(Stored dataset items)
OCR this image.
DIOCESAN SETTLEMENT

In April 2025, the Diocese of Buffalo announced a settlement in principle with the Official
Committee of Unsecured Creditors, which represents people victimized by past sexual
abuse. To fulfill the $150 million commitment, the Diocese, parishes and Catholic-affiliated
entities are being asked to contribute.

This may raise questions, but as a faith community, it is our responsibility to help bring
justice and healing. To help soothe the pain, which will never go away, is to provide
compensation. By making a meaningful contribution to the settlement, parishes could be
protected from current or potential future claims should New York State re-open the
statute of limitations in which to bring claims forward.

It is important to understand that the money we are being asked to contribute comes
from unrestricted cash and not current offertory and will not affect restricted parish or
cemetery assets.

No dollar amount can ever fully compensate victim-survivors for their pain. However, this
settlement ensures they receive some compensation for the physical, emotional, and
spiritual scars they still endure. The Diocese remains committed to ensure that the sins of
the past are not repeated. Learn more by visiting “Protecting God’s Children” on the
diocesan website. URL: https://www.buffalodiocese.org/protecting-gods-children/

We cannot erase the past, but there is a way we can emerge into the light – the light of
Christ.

THE EXERCISE: Reproduce the records word for word.

TASK RESPONSE:
OCR this image.
DIOCESAN SETTLEMENT

In April 2025, the Diocese of Buffalo announced a settlement in principle with the Official
Committee of Unsecured Creditors, which represents people victimized by past sexual
abuse. To fulfill the $150 million commitment, the Diocese, parishes and Catholic-affiliated
entities are being asked to contribute.

This may raise questions, but as a faith community, it is our responsibility to help bring
justice and healing. To help soothe the pain, which will never go away, is to provide
compensation. By making a meaningful contribution to the settlement, parishes could be
protected from current or potential future claims should New York State re-open the
statute of limitations in which to bring claims forward.

It is important to understand that the money we are being asked to contribute comes
from unrestricted cash and not current offertory and will not affect restricted parish or
cemetery assets.

No dollar amount can ever fully compensate victim-survivors for their pain. However, this
settlement ensures they receive some compensation for the physical, emotional, and
spiritual scars they still endure. The Diocese remains committed to ensure that the sins of
the past are not repeated. Learn more by visiting “Protecting God’s Children” on the
diocesan website. URL: https://www.buffalodiocese.org/protecting-gods-children/

We cannot erase the past, but there is a way we can emerge into the light – the light of
Christ.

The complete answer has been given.